Dataset records
+++
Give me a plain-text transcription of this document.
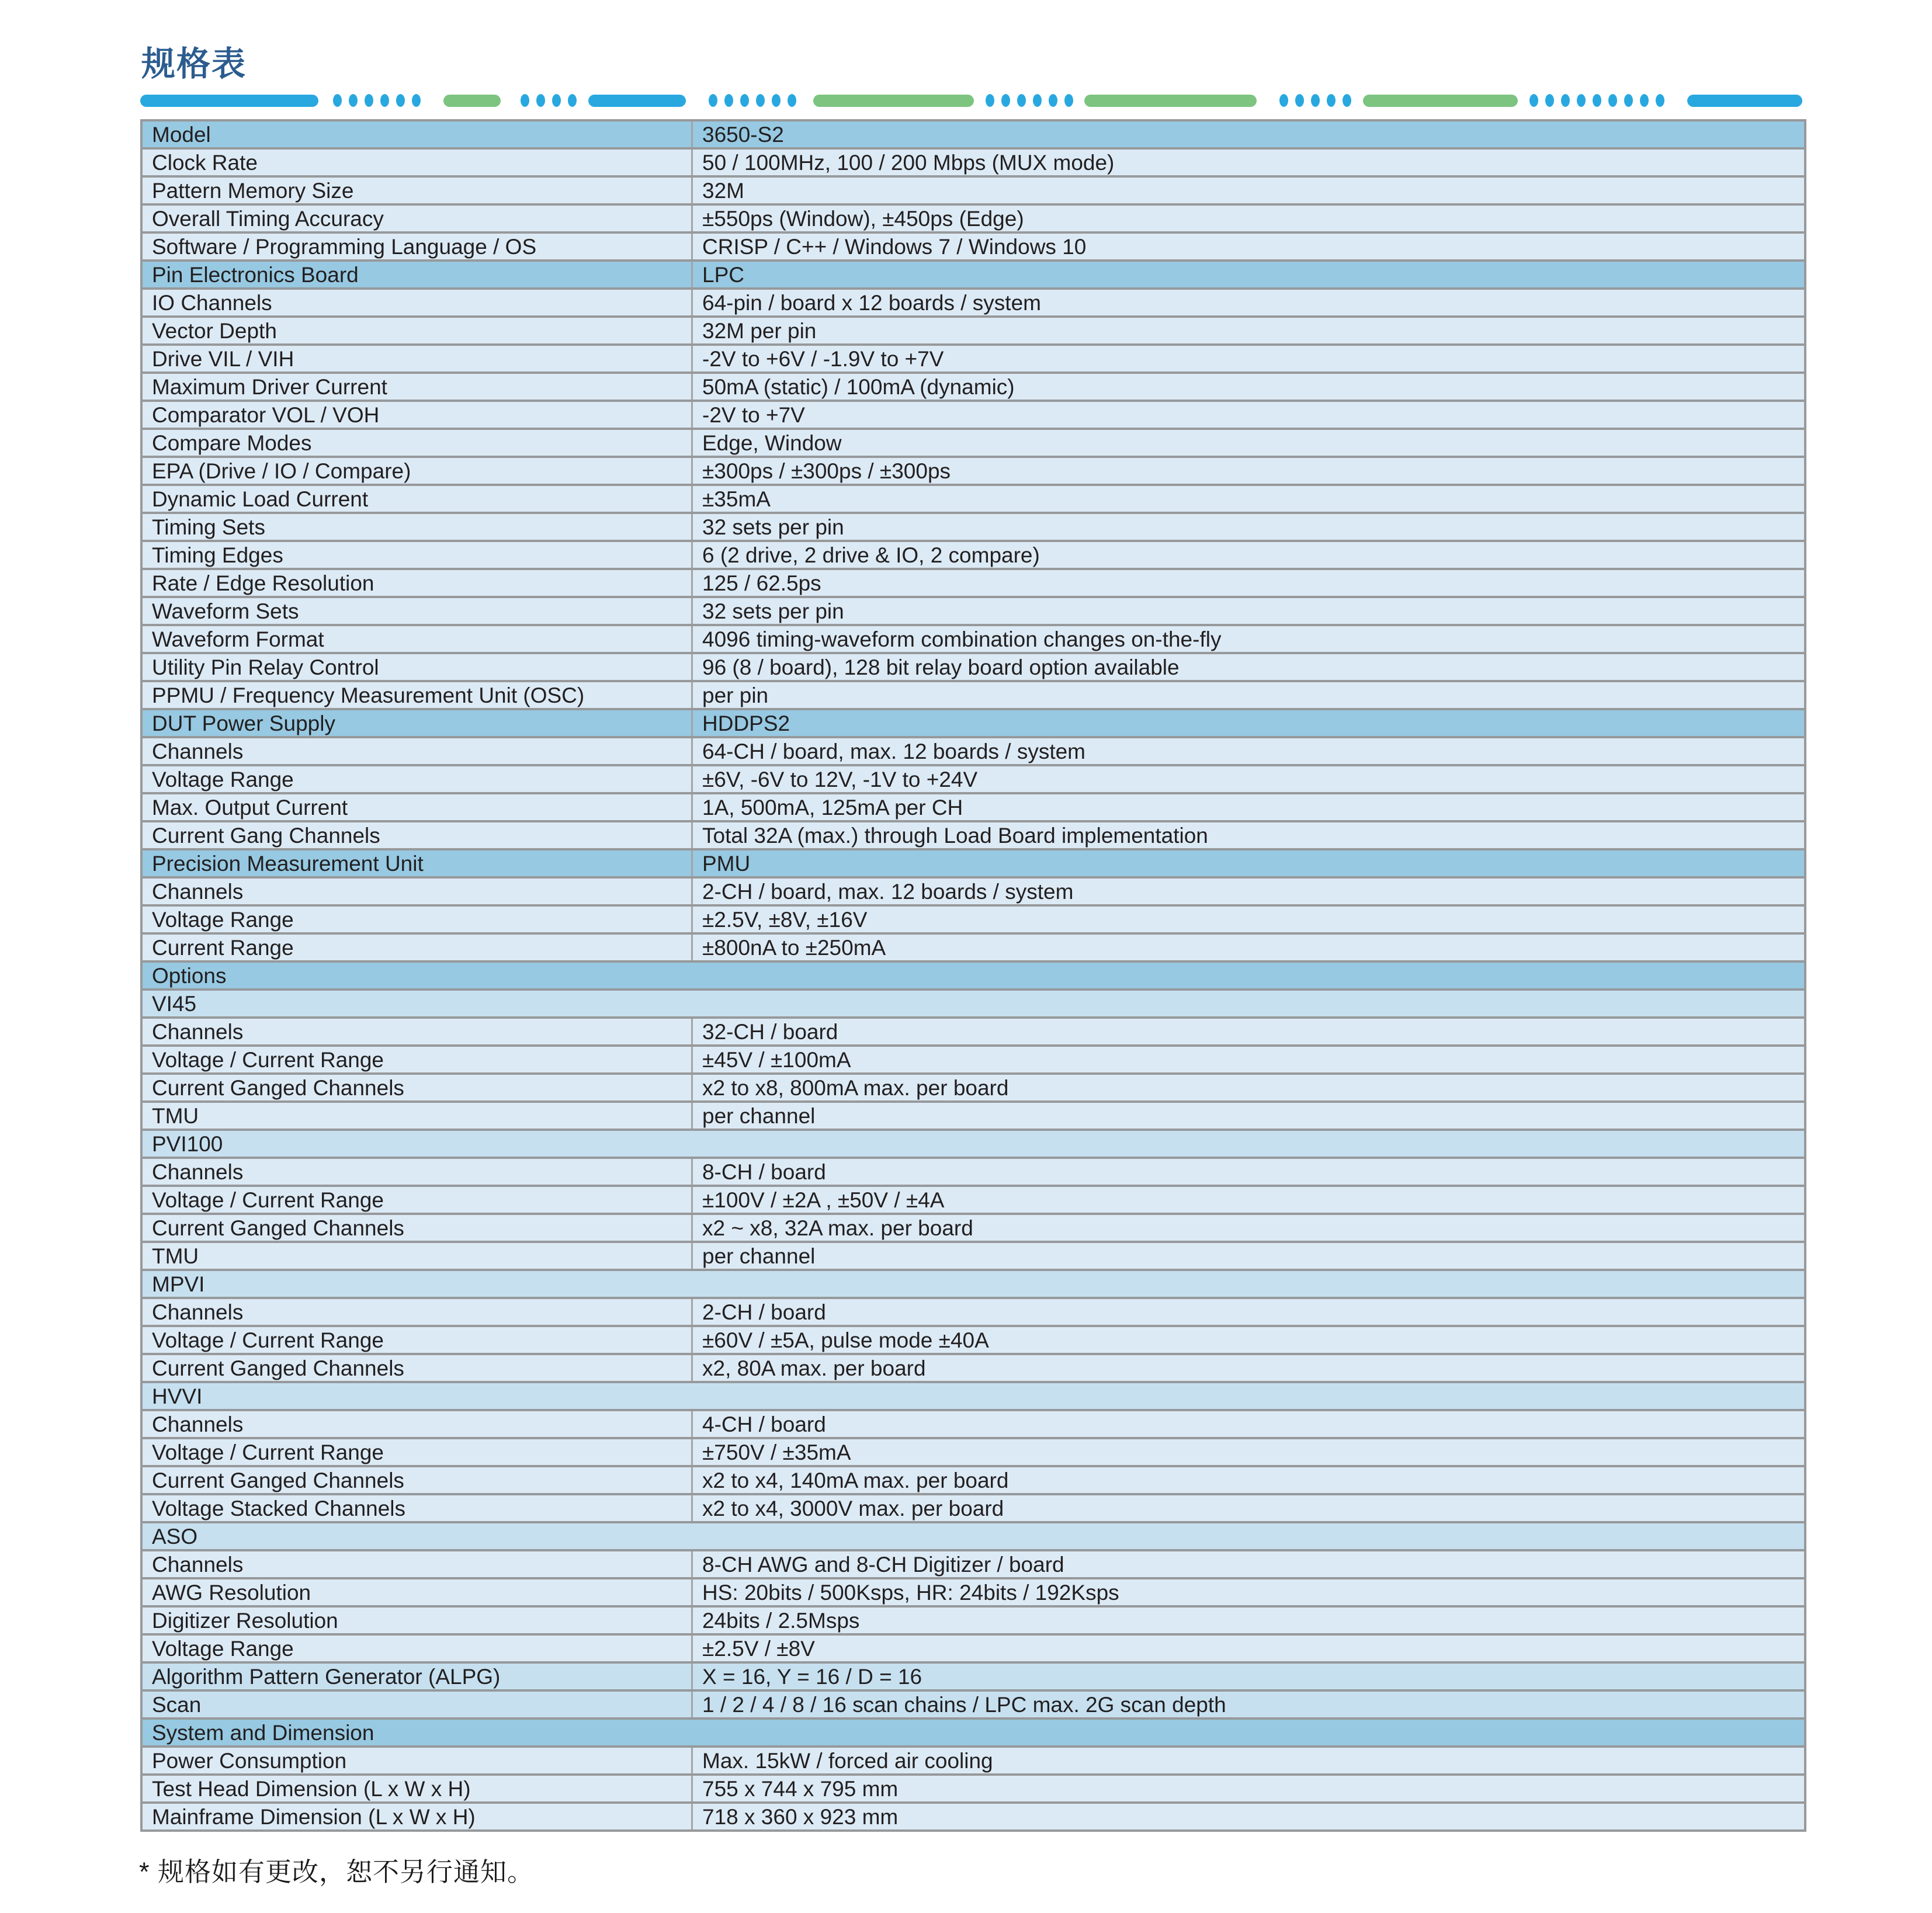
规格表
Model	3650-S2
Clock Rate	50 / 100MHz, 100 / 200 Mbps (MUX mode)
Pattern Memory Size	32M
Overall Timing Accuracy	±550ps (Window), ±450ps (Edge)
Software / Programming Language / OS	CRISP / C++ / Windows 7 / Windows 10
Pin Electronics Board	LPC
IO Channels	64-pin / board x 12 boards / system
Vector Depth	32M per pin
Drive VIL / VIH	-2V to +6V / -1.9V to +7V
Maximum Driver Current	50mA (static) / 100mA (dynamic)
Comparator VOL / VOH	-2V to +7V
Compare Modes	Edge, Window
EPA (Drive / IO / Compare)	±300ps / ±300ps / ±300ps
Dynamic Load Current	±35mA
Timing Sets	32 sets per pin
Timing Edges	6 (2 drive, 2 drive & IO, 2 compare)
Rate / Edge Resolution	125 / 62.5ps
Waveform Sets	32 sets per pin
Waveform Format	4096 timing-waveform combination changes on-the-fly
Utility Pin Relay Control	96 (8 / board), 128 bit relay board option available
PPMU / Frequency Measurement Unit (OSC)	per pin
DUT Power Supply	HDDPS2
Channels	64-CH / board, max. 12 boards / system
Voltage Range	±6V, -6V to 12V, -1V to +24V
Max. Output Current	1A, 500mA, 125mA per CH
Current Gang Channels	Total 32A (max.) through Load Board implementation
Precision Measurement Unit	PMU
Channels	2-CH / board, max. 12 boards / system
Voltage Range	±2.5V, ±8V, ±16V
Current Range	±800nA to ±250mA
Options
VI45
Channels	32-CH / board
Voltage / Current Range	±45V / ±100mA
Current Ganged Channels	x2 to x8, 800mA max. per board
TMU	per channel
PVI100
Channels	8-CH / board
Voltage / Current Range	±100V / ±2A , ±50V / ±4A
Current Ganged Channels	x2 ~ x8, 32A max. per board
TMU	per channel
MPVI
Channels	2-CH / board
Voltage / Current Range	±60V / ±5A, pulse mode ±40A
Current Ganged Channels	x2, 80A max. per board
HVVI
Channels	4-CH / board
Voltage / Current Range	±750V / ±35mA
Current Ganged Channels	x2 to x4, 140mA max. per board
Voltage Stacked Channels	x2 to x4, 3000V max. per board
ASO
Channels	8-CH AWG and 8-CH Digitizer / board
AWG Resolution	HS: 20bits / 500Ksps, HR: 24bits / 192Ksps
Digitizer Resolution	24bits / 2.5Msps
Voltage Range	±2.5V / ±8V
Algorithm Pattern Generator (ALPG)	X = 16, Y = 16 / D = 16
Scan	1 / 2 / 4 / 8 / 16 scan chains / LPC max. 2G scan depth
System and Dimension
Power Consumption	Max. 15kW / forced air cooling
Test Head Dimension (L x W x H)	755 x 744 x 795 mm
Mainframe Dimension (L x W x H)	718 x 360 x 923 mm

* 规格如有更改，恕不另行通知。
+++
## WHAT IS BEING ASKED
Write out all the entries word for word, but skip any images.

## RESPONSE TO THIS EXERCISE
Give me a plain-text transcription of this document.
规格表
Model	3650-S2
Clock Rate	50 / 100MHz, 100 / 200 Mbps (MUX mode)
Pattern Memory Size	32M
Overall Timing Accuracy	±550ps (Window), ±450ps (Edge)
Software / Programming Language / OS	CRISP / C++ / Windows 7 / Windows 10
Pin Electronics Board	LPC
IO Channels	64-pin / board x 12 boards / system
Vector Depth	32M per pin
Drive VIL / VIH	-2V to +6V / -1.9V to +7V
Maximum Driver Current	50mA (static) / 100mA (dynamic)
Comparator VOL / VOH	-2V to +7V
Compare Modes	Edge, Window
EPA (Drive / IO / Compare)	±300ps / ±300ps / ±300ps
Dynamic Load Current	±35mA
Timing Sets	32 sets per pin
Timing Edges	6 (2 drive, 2 drive & IO, 2 compare)
Rate / Edge Resolution	125 / 62.5ps
Waveform Sets	32 sets per pin
Waveform Format	4096 timing-waveform combination changes on-the-fly
Utility Pin Relay Control	96 (8 / board), 128 bit relay board option available
PPMU / Frequency Measurement Unit (OSC)	per pin
DUT Power Supply	HDDPS2
Channels	64-CH / board, max. 12 boards / system
Voltage Range	±6V, -6V to 12V, -1V to +24V
Max. Output Current	1A, 500mA, 125mA per CH
Current Gang Channels	Total 32A (max.) through Load Board implementation
Precision Measurement Unit	PMU
Channels	2-CH / board, max. 12 boards / system
Voltage Range	±2.5V, ±8V, ±16V
Current Range	±800nA to ±250mA
Options
VI45
Channels	32-CH / board
Voltage / Current Range	±45V / ±100mA
Current Ganged Channels	x2 to x8, 800mA max. per board
TMU	per channel
PVI100
Channels	8-CH / board
Voltage / Current Range	±100V / ±2A , ±50V / ±4A
Current Ganged Channels	x2 ~ x8, 32A max. per board
TMU	per channel
MPVI
Channels	2-CH / board
Voltage / Current Range	±60V / ±5A, pulse mode ±40A
Current Ganged Channels	x2, 80A max. per board
HVVI
Channels	4-CH / board
Voltage / Current Range	±750V / ±35mA
Current Ganged Channels	x2 to x4, 140mA max. per board
Voltage Stacked Channels	x2 to x4, 3000V max. per board
ASO
Channels	8-CH AWG and 8-CH Digitizer / board
AWG Resolution	HS: 20bits / 500Ksps, HR: 24bits / 192Ksps
Digitizer Resolution	24bits / 2.5Msps
Voltage Range	±2.5V / ±8V
Algorithm Pattern Generator (ALPG)	X = 16, Y = 16 / D = 16
Scan	1 / 2 / 4 / 8 / 16 scan chains / LPC max. 2G scan depth
System and Dimension
Power Consumption	Max. 15kW / forced air cooling
Test Head Dimension (L x W x H)	755 x 744 x 795 mm
Mainframe Dimension (L x W x H)	718 x 360 x 923 mm

* 规格如有更改，恕不另行通知。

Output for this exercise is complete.